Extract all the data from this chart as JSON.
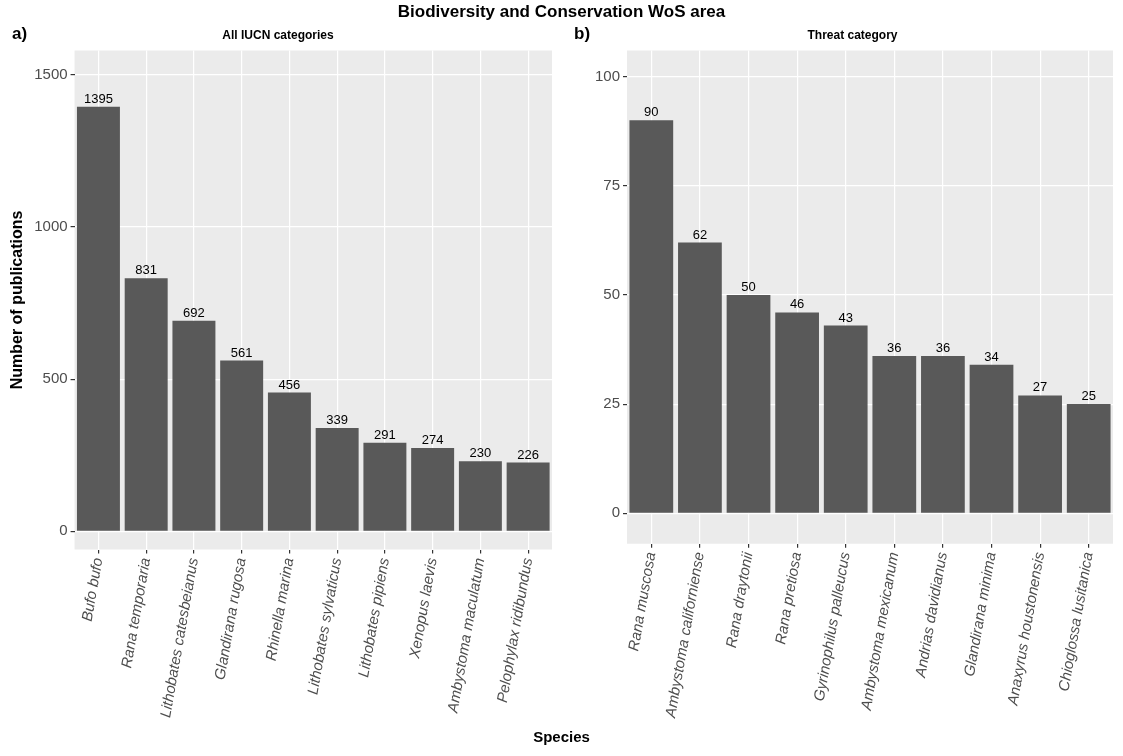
{
  "chart_data": [
    {
      "type": "bar",
      "title": "Biodiversity and Conservation WoS area",
      "subtitle": "All IUCN categories",
      "xlabel": "Species",
      "ylabel": "Number of publications",
      "annotations": [
        "a)"
      ],
      "categories": [
        "Bufo bufo",
        "Rana temporaria",
        "Lithobates catesbeianus",
        "Glandirana rugosa",
        "Rhinella marina",
        "Lithobates sylvaticus",
        "Lithobates pipiens",
        "Xenopus laevis",
        "Ambystoma maculatum",
        "Pelophylax ridibundus"
      ],
      "values": [
        1395,
        831,
        692,
        561,
        456,
        339,
        291,
        274,
        230,
        226
      ],
      "color": "#595959",
      "ylim": [
        -60,
        1580
      ],
      "yticks": [
        0,
        500,
        1000,
        1500
      ],
      "grid": true,
      "data_labels": true
    },
    {
      "type": "bar",
      "subtitle": "Threat category",
      "annotations": [
        "b)"
      ],
      "categories": [
        "Rana muscosa",
        "Ambystoma californiense",
        "Rana draytonii",
        "Rana pretiosa",
        "Gyrinophilus palleucus",
        "Ambystoma mexicanum",
        "Andrias davidianus",
        "Glandirana minima",
        "Anaxyrus houstonensis",
        "Chioglossa lusitanica"
      ],
      "values": [
        90,
        62,
        50,
        46,
        43,
        36,
        36,
        34,
        27,
        25
      ],
      "color": "#595959",
      "ylim": [
        -7,
        106
      ],
      "yticks": [
        0,
        25,
        50,
        75,
        100
      ],
      "grid": true,
      "data_labels": true
    }
  ]
}
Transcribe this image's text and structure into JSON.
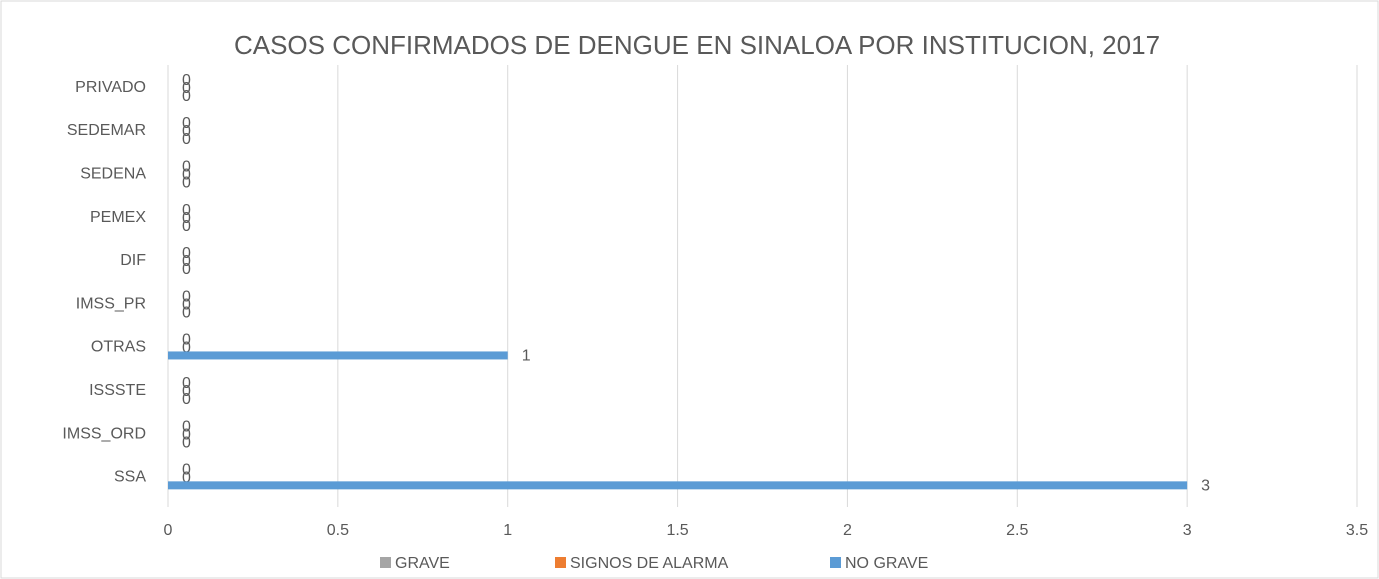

....

Return the listing above unchanged, apart from dropping its pictures.

Extract all the data from this chart as JSON.
{
  "chart_data": [
    {
      "type": "bar",
      "title": "Biodiversity and Conservation WoS area",
      "subtitle": "All IUCN categories",
      "xlabel": "Species",
      "ylabel": "Number of publications",
      "annotations": [
        "a)"
      ],
      "categories": [
        "Bufo bufo",
        "Rana temporaria",
        "Lithobates catesbeianus",
        "Glandirana rugosa",
        "Rhinella marina",
        "Lithobates sylvaticus",
        "Lithobates pipiens",
        "Xenopus laevis",
        "Ambystoma maculatum",
        "Pelophylax ridibundus"
      ],
      "values": [
        1395,
        831,
        692,
        561,
        456,
        339,
        291,
        274,
        230,
        226
      ],
      "color": "#595959",
      "ylim": [
        -60,
        1580
      ],
      "yticks": [
        0,
        500,
        1000,
        1500
      ],
      "grid": true,
      "data_labels": true
    },
    {
      "type": "bar",
      "subtitle": "Threat category",
      "annotations": [
        "b)"
      ],
      "categories": [
        "Rana muscosa",
        "Ambystoma californiense",
        "Rana draytonii",
        "Rana pretiosa",
        "Gyrinophilus palleucus",
        "Ambystoma mexicanum",
        "Andrias davidianus",
        "Glandirana minima",
        "Anaxyrus houstonensis",
        "Chioglossa lusitanica"
      ],
      "values": [
        90,
        62,
        50,
        46,
        43,
        36,
        36,
        34,
        27,
        25
      ],
      "color": "#595959",
      "ylim": [
        -7,
        106
      ],
      "yticks": [
        0,
        25,
        50,
        75,
        100
      ],
      "grid": true,
      "data_labels": true
    }
  ]
}
Transcribe this image's text and structure into JSON.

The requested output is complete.